Your task is to output all the records below, word for word.

>> Begin

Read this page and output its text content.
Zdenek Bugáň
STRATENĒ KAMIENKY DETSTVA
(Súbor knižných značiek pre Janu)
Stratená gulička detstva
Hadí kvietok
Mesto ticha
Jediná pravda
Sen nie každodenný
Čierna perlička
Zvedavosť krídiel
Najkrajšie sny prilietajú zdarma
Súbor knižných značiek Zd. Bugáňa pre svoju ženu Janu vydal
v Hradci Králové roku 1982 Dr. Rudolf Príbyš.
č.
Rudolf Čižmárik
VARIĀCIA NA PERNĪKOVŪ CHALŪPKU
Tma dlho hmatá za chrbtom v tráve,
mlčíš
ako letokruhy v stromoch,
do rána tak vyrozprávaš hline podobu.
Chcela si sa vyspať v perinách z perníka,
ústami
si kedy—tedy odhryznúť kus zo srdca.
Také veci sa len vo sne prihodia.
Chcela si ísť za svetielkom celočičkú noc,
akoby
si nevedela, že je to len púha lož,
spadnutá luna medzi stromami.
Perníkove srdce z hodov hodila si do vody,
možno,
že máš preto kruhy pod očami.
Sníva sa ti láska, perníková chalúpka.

>> End

Complete answer:
Read this page and output its text content.
Zdenek Bugáň
STRATENĒ KAMIENKY DETSTVA
(Súbor knižných značiek pre Janu)
Stratená gulička detstva
Hadí kvietok
Mesto ticha
Jediná pravda
Sen nie každodenný
Čierna perlička
Zvedavosť krídiel
Najkrajšie sny prilietajú zdarma
Súbor knižných značiek Zd. Bugáňa pre svoju ženu Janu vydal
v Hradci Králové roku 1982 Dr. Rudolf Príbyš.
č.
Rudolf Čižmárik
VARIĀCIA NA PERNĪKOVŪ CHALŪPKU
Tma dlho hmatá za chrbtom v tráve,
mlčíš
ako letokruhy v stromoch,
do rána tak vyrozprávaš hline podobu.
Chcela si sa vyspať v perinách z perníka,
ústami
si kedy—tedy odhryznúť kus zo srdca.
Také veci sa len vo sne prihodia.
Chcela si ísť za svetielkom celočičkú noc,
akoby
si nevedela, že je to len púha lož,
spadnutá luna medzi stromami.
Perníkove srdce z hodov hodila si do vody,
možno,
že máš preto kruhy pod očami.
Sníva sa ti láska, perníková chalúpka.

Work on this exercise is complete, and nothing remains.